Transcribe only the stretch of lines that opens with the line containing "What's the underlying" and closes with the last line of the listing, skipping pictures.

┌──

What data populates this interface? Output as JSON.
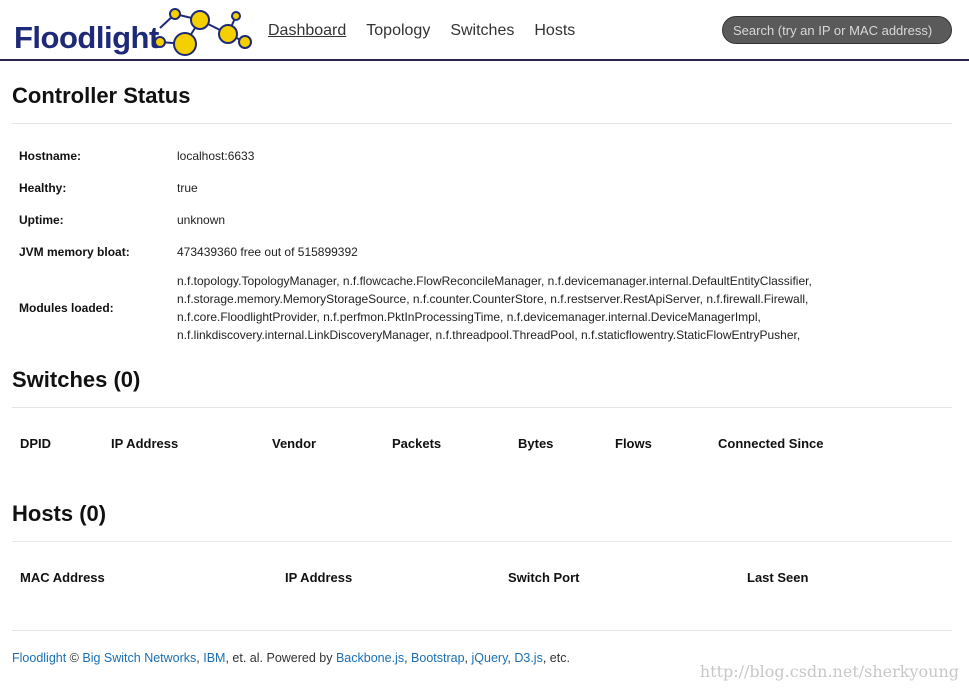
{
  "header": {
    "brand": "Floodlight",
    "nav": [
      "Dashboard",
      "Topology",
      "Switches",
      "Hosts"
    ],
    "active_nav": "Dashboard",
    "search_placeholder": "Search (try an IP or MAC address)"
  },
  "controller": {
    "title": "Controller Status",
    "rows": [
      {
        "label": "Hostname:",
        "value": "localhost:6633"
      },
      {
        "label": "Healthy:",
        "value": "true"
      },
      {
        "label": "Uptime:",
        "value": "unknown"
      },
      {
        "label": "JVM memory bloat:",
        "value": "473439360 free out of 515899392"
      }
    ],
    "modules_label": "Modules loaded:",
    "modules_lines": [
      "n.f.topology.TopologyManager, n.f.flowcache.FlowReconcileManager, n.f.devicemanager.internal.DefaultEntityClassifier,",
      "n.f.storage.memory.MemoryStorageSource, n.f.counter.CounterStore, n.f.restserver.RestApiServer, n.f.firewall.Firewall,",
      "n.f.core.FloodlightProvider, n.f.perfmon.PktInProcessingTime, n.f.devicemanager.internal.DeviceManagerImpl,",
      "n.f.linkdiscovery.internal.LinkDiscoveryManager, n.f.threadpool.ThreadPool, n.f.staticflowentry.StaticFlowEntryPusher,"
    ]
  },
  "switches": {
    "title": "Switches (0)",
    "columns": [
      "DPID",
      "IP Address",
      "Vendor",
      "Packets",
      "Bytes",
      "Flows",
      "Connected Since"
    ]
  },
  "hosts": {
    "title": "Hosts (0)",
    "columns": [
      "MAC Address",
      "IP Address",
      "Switch Port",
      "Last Seen"
    ]
  },
  "footer": {
    "floodlight": "Floodlight",
    "copyright": " © ",
    "bsn": "Big Switch Networks",
    "sep1": ", ",
    "ibm": "IBM",
    "mid": ", et. al. Powered by ",
    "backbone": "Backbone.js",
    "sep2": ", ",
    "bootstrap": "Bootstrap",
    "sep3": ", ",
    "jquery": "jQuery",
    "sep4": ", ",
    "d3": "D3.js",
    "end": ", etc."
  },
  "watermark": "http://blog.csdn.net/sherkyoung",
  "colors": {
    "brand": "#1e2a78",
    "link": "#1a6fb5",
    "bulb": "#f5d000",
    "header_rule": "#2c2550"
  }
}
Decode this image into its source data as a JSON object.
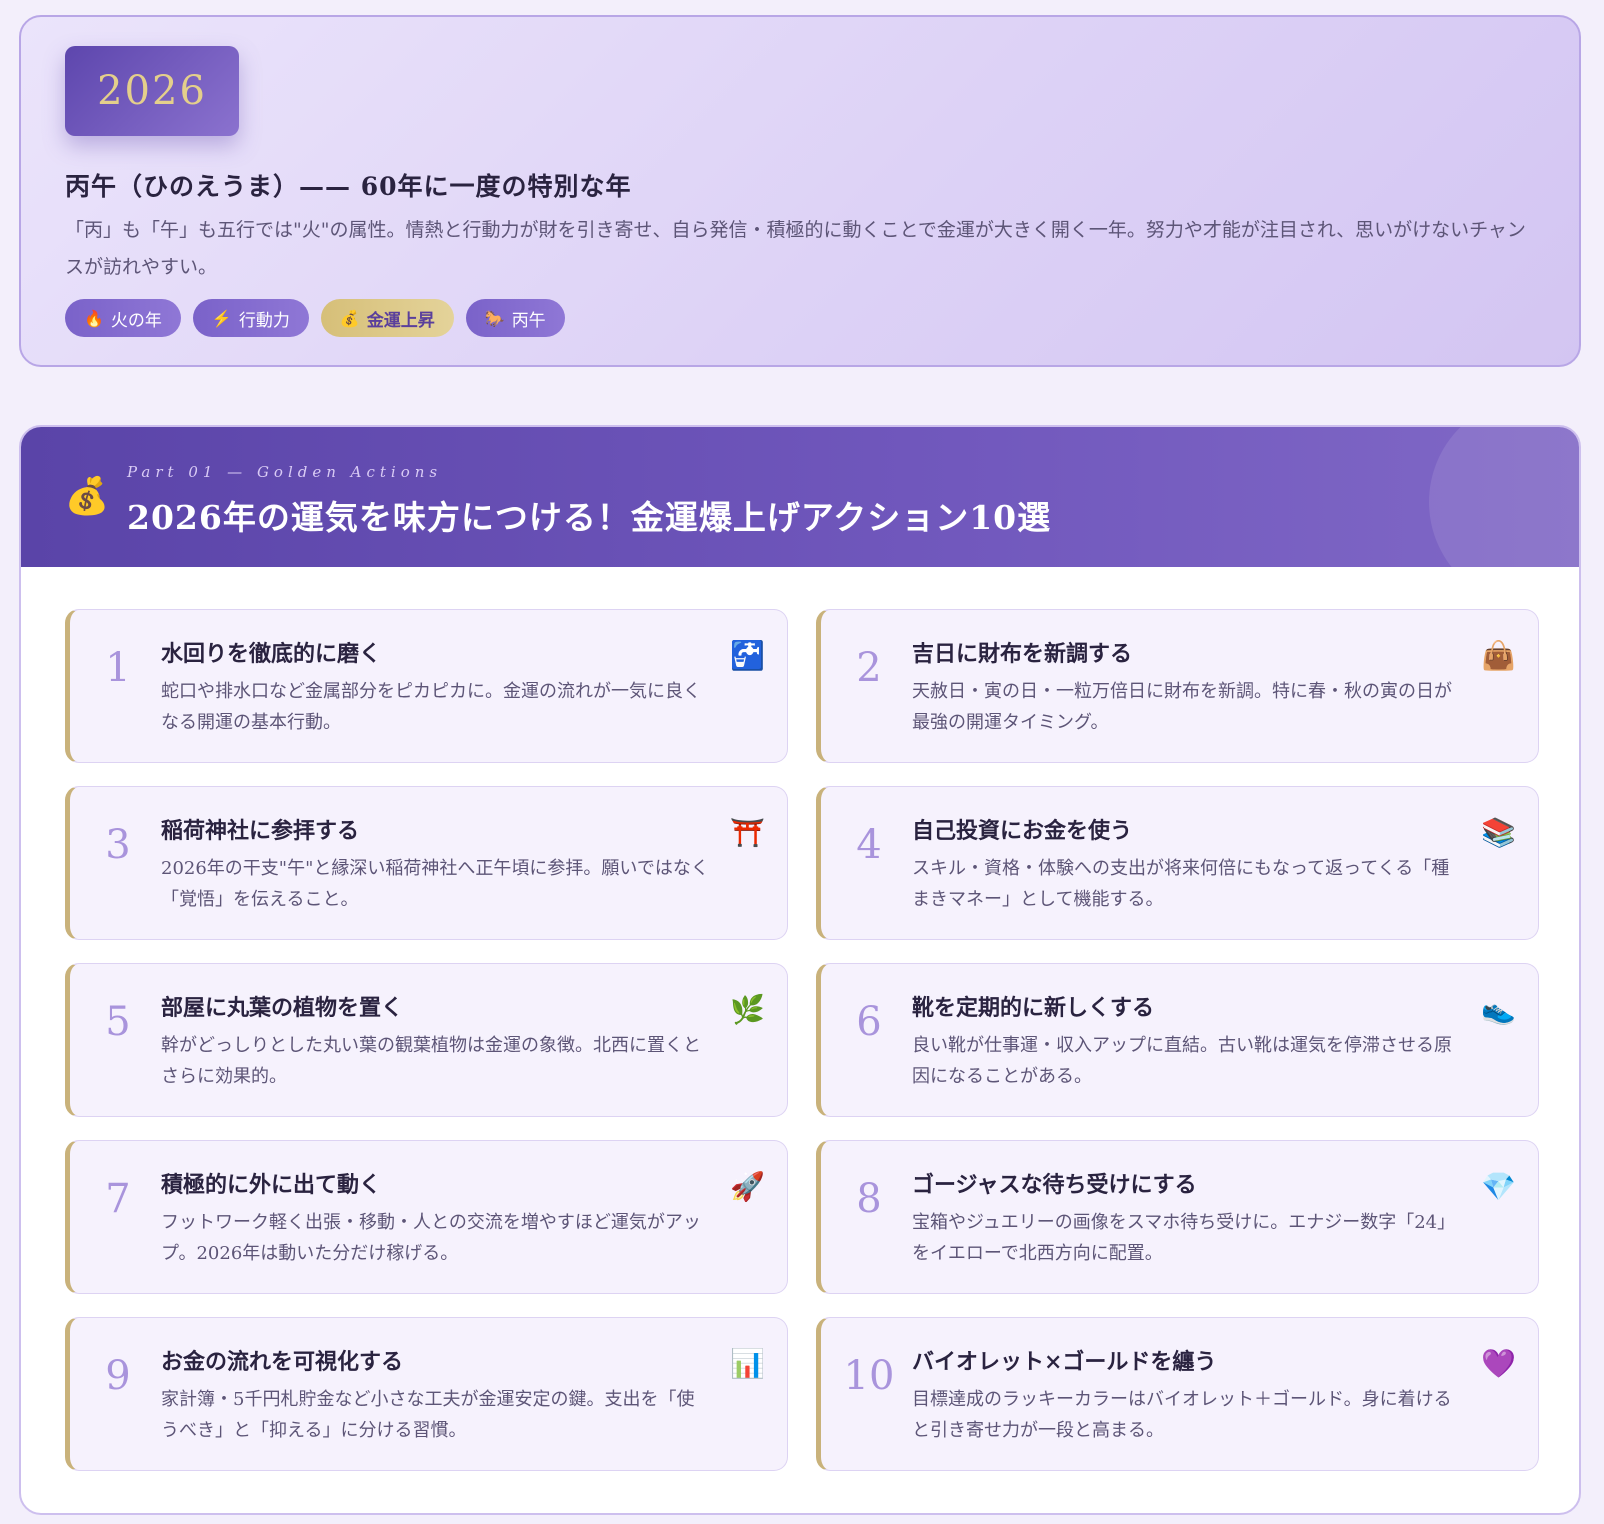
{
  "hero": {
    "year": "2026",
    "title": "丙午（ひのえうま）—— 60年に一度の特別な年",
    "description": "「丙」も「午」も五行では\"火\"の属性。情熱と行動力が財を引き寄せ、自ら発信・積極的に動くことで金運が大きく開く一年。努力や才能が注目され、思いがけないチャンスが訪れやすい。",
    "tags": [
      {
        "icon": "🔥",
        "icon_name": "fire-icon",
        "label": "火の年"
      },
      {
        "icon": "⚡",
        "icon_name": "lightning-icon",
        "label": "行動力"
      },
      {
        "icon": "💰",
        "icon_name": "money-bag-icon",
        "label": "金運上昇"
      },
      {
        "icon": "🐎",
        "icon_name": "horse-icon",
        "label": "丙午"
      }
    ]
  },
  "section": {
    "icon": "💰",
    "kicker": "Part 01 — Golden Actions",
    "title": "2026年の運気を味方につける！金運爆上げアクション10選",
    "items": [
      {
        "num": "1",
        "title": "水回りを徹底的に磨く",
        "desc": "蛇口や排水口など金属部分をピカピカに。金運の流れが一気に良くなる開運の基本行動。",
        "icon": "🚰",
        "icon_name": "faucet-icon"
      },
      {
        "num": "2",
        "title": "吉日に財布を新調する",
        "desc": "天赦日・寅の日・一粒万倍日に財布を新調。特に春・秋の寅の日が最強の開運タイミング。",
        "icon": "👜",
        "icon_name": "handbag-icon"
      },
      {
        "num": "3",
        "title": "稲荷神社に参拝する",
        "desc": "2026年の干支\"午\"と縁深い稲荷神社へ正午頃に参拝。願いではなく「覚悟」を伝えること。",
        "icon": "⛩️",
        "icon_name": "torii-gate-icon"
      },
      {
        "num": "4",
        "title": "自己投資にお金を使う",
        "desc": "スキル・資格・体験への支出が将来何倍にもなって返ってくる「種まきマネー」として機能する。",
        "icon": "📚",
        "icon_name": "books-icon"
      },
      {
        "num": "5",
        "title": "部屋に丸葉の植物を置く",
        "desc": "幹がどっしりとした丸い葉の観葉植物は金運の象徴。北西に置くとさらに効果的。",
        "icon": "🌿",
        "icon_name": "herb-icon"
      },
      {
        "num": "6",
        "title": "靴を定期的に新しくする",
        "desc": "良い靴が仕事運・収入アップに直結。古い靴は運気を停滞させる原因になることがある。",
        "icon": "👟",
        "icon_name": "sneaker-icon"
      },
      {
        "num": "7",
        "title": "積極的に外に出て動く",
        "desc": "フットワーク軽く出張・移動・人との交流を増やすほど運気がアップ。2026年は動いた分だけ稼げる。",
        "icon": "🚀",
        "icon_name": "rocket-icon"
      },
      {
        "num": "8",
        "title": "ゴージャスな待ち受けにする",
        "desc": "宝箱やジュエリーの画像をスマホ待ち受けに。エナジー数字「24」をイエローで北西方向に配置。",
        "icon": "💎",
        "icon_name": "gem-icon"
      },
      {
        "num": "9",
        "title": "お金の流れを可視化する",
        "desc": "家計簿・5千円札貯金など小さな工夫が金運安定の鍵。支出を「使うべき」と「抑える」に分ける習慣。",
        "icon": "📊",
        "icon_name": "bar-chart-icon"
      },
      {
        "num": "10",
        "title": "バイオレット×ゴールドを纏う",
        "desc": "目標達成のラッキーカラーはバイオレット＋ゴールド。身に着けると引き寄せ力が一段と高まる。",
        "icon": "💜",
        "icon_name": "purple-heart-icon"
      }
    ]
  },
  "colors": {
    "primary": "#5a44a8",
    "gold": "#e4cf8b",
    "background": "#f3effb"
  }
}
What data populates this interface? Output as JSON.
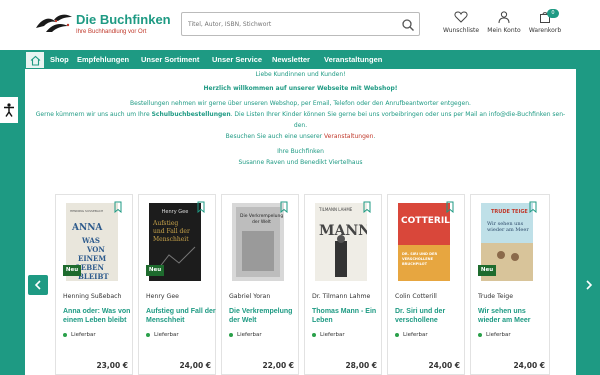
{
  "header": {
    "logo_title": "Die Buchfinken",
    "logo_subtitle": "Ihre Buchhandlung vor Ort",
    "search_placeholder": "Titel, Autor, ISBN, Stichwort",
    "wishlist_label": "Wunschliste",
    "account_label": "Mein Konto",
    "cart_label": "Warenkorb",
    "cart_count": "0"
  },
  "nav": {
    "items": [
      "Shop",
      "Empfehlungen",
      "Unser Sortiment",
      "Unser Service",
      "Newsletter",
      "Veranstaltungen"
    ]
  },
  "welcome": {
    "greeting": "Liebe Kundinnen und Kunden!",
    "headline": "Herzlich willkommen auf unserer Webseite mit Webshop!",
    "line1": "Bestellungen nehmen wir gerne über unseren Webshop, per Email, Telefon oder den Anrufbeantworter entgegen.",
    "line2_a": "Gerne kümmern wir uns auch um Ihre ",
    "line2_b": "Schulbuchbestellungen",
    "line2_c": ". Die Listen Ihrer Kinder können Sie gerne bei uns vorbeibringen oder uns per Mail an info@die-Buchfinken sen-",
    "line2_d": "den.",
    "line3_a": "Besuchen Sie auch eine unserer ",
    "line3_b": "Veranstaltungen",
    "line3_c": ".",
    "sign1": "Ihre Buchfinken",
    "sign2": "Susanne Raven und Benedikt Viertelhaus"
  },
  "products": [
    {
      "author": "Henning Sußebach",
      "title": "Anna oder: Was von einem Leben bleibt",
      "availability": "Lieferbar",
      "price": "23,00 €",
      "badge": "Neu",
      "cover_text": "ANNA",
      "cover_sub": "WAS VON EINEM LEBEN BLEIBT",
      "cover_author": "HENNING SUSSEBACH"
    },
    {
      "author": "Henry Gee",
      "title": "Aufstieg und Fall der Menschheit",
      "availability": "Lieferbar",
      "price": "24,00 €",
      "badge": "Neu",
      "cover_text": "Aufstieg und Fall der Menschheit",
      "cover_author": "Henry Gee"
    },
    {
      "author": "Gabriel Yoran",
      "title": "Die Verkrempelung der Welt",
      "availability": "Lieferbar",
      "price": "22,00 €",
      "badge": "",
      "cover_text": "Die Verkrempelung der Welt"
    },
    {
      "author": "Dr. Tilmann Lahme",
      "title": "Thomas Mann - Ein Leben",
      "availability": "Lieferbar",
      "price": "28,00 €",
      "badge": "",
      "cover_text": "MANN",
      "cover_author": "TILMANN LAHME"
    },
    {
      "author": "Colin Cotterill",
      "title": "Dr. Siri und der verschollene Bruchpi...",
      "availability": "Lieferbar",
      "price": "24,00 €",
      "badge": "",
      "cover_text": "COTTERILL",
      "cover_sub": "DR. SIRI UND DER VERSCHOLLENE BRUCHPILOT"
    },
    {
      "author": "Trude Teige",
      "title": "Wir sehen uns wieder am Meer",
      "availability": "Lieferbar",
      "price": "24,00 €",
      "badge": "Neu",
      "cover_text": "TRUDE TEIGE",
      "cover_sub": "Wir sehen uns wieder am Meer"
    }
  ],
  "colors": {
    "brand": "#1e9a83",
    "accent_red": "#c0392b",
    "new_badge": "#1e6b2e",
    "in_stock": "#2aa04a"
  }
}
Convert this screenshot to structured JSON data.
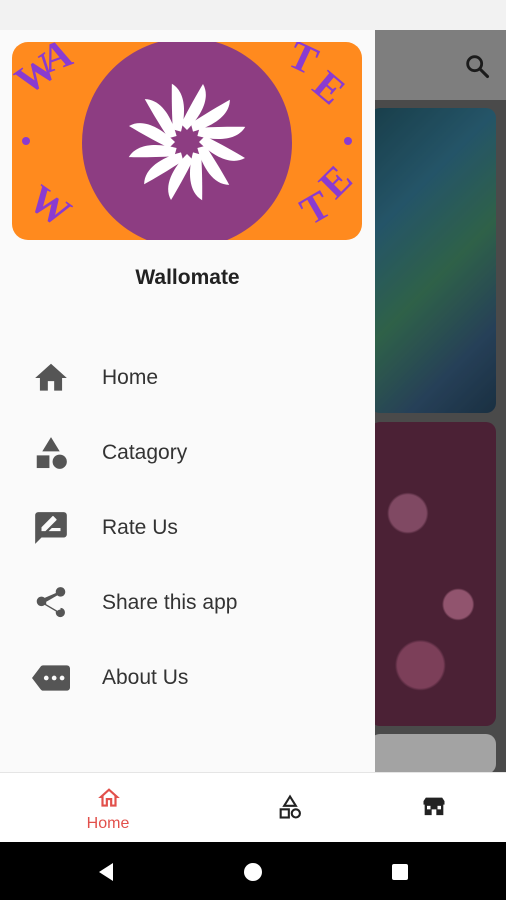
{
  "drawer": {
    "app_name": "Wallomate",
    "menu": [
      {
        "label": "Home",
        "icon": "home-icon"
      },
      {
        "label": "Catagory",
        "icon": "category-icon"
      },
      {
        "label": "Rate Us",
        "icon": "rate-review-icon"
      },
      {
        "label": "Share this app",
        "icon": "share-icon"
      },
      {
        "label": "About Us",
        "icon": "more-icon"
      }
    ]
  },
  "bottom_nav": {
    "home_label": "Home",
    "active_color": "#e2504b"
  },
  "colors": {
    "banner_orange": "#ff8a1e",
    "banner_purple": "#8d3d82"
  }
}
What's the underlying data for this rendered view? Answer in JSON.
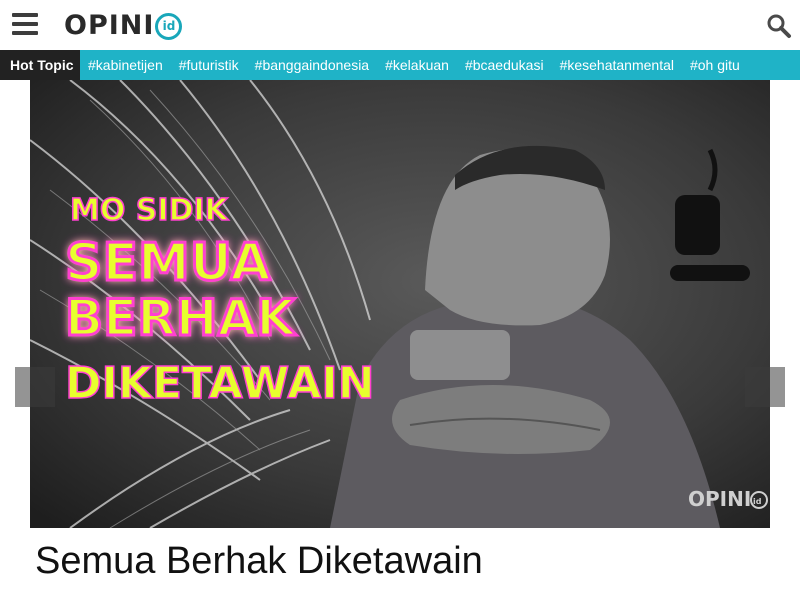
{
  "header": {
    "logo_text": "OPINI",
    "logo_badge": "id",
    "menu_icon": "hamburger-menu-icon",
    "search_icon": "search-icon"
  },
  "hot_topic": {
    "label": "Hot Topic",
    "tags": [
      "#kabinetijen",
      "#futuristik",
      "#banggaindonesia",
      "#kelakuan",
      "#bcaedukasi",
      "#kesehatanmental",
      "#oh gitu"
    ]
  },
  "featured": {
    "image_text": {
      "line1": "MO SIDIK",
      "line2": "SEMUA",
      "line3": "BERHAK",
      "line4": "DIKETAWAIN",
      "watermark": "OPINI",
      "watermark_badge": "id"
    },
    "title": "Semua Berhak Diketawain"
  },
  "colors": {
    "accent": "#1fb3c7",
    "hot_label_bg": "#222222",
    "neon_yellow": "#e7ff2e",
    "neon_pink": "#ff3fd0"
  }
}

└──

- Response to the task -
What's the underlying data for this rendered view? Answer in JSON.
{
  "header": {
    "logo_text": "OPINI",
    "logo_badge": "id",
    "menu_icon": "hamburger-menu-icon",
    "search_icon": "search-icon"
  },
  "hot_topic": {
    "label": "Hot Topic",
    "tags": [
      "#kabinetijen",
      "#futuristik",
      "#banggaindonesia",
      "#kelakuan",
      "#bcaedukasi",
      "#kesehatanmental",
      "#oh gitu"
    ]
  },
  "featured": {
    "image_text": {
      "line1": "MO SIDIK",
      "line2": "SEMUA",
      "line3": "BERHAK",
      "line4": "DIKETAWAIN",
      "watermark": "OPINI",
      "watermark_badge": "id"
    },
    "title": "Semua Berhak Diketawain"
  },
  "colors": {
    "accent": "#1fb3c7",
    "hot_label_bg": "#222222",
    "neon_yellow": "#e7ff2e",
    "neon_pink": "#ff3fd0"
  }
}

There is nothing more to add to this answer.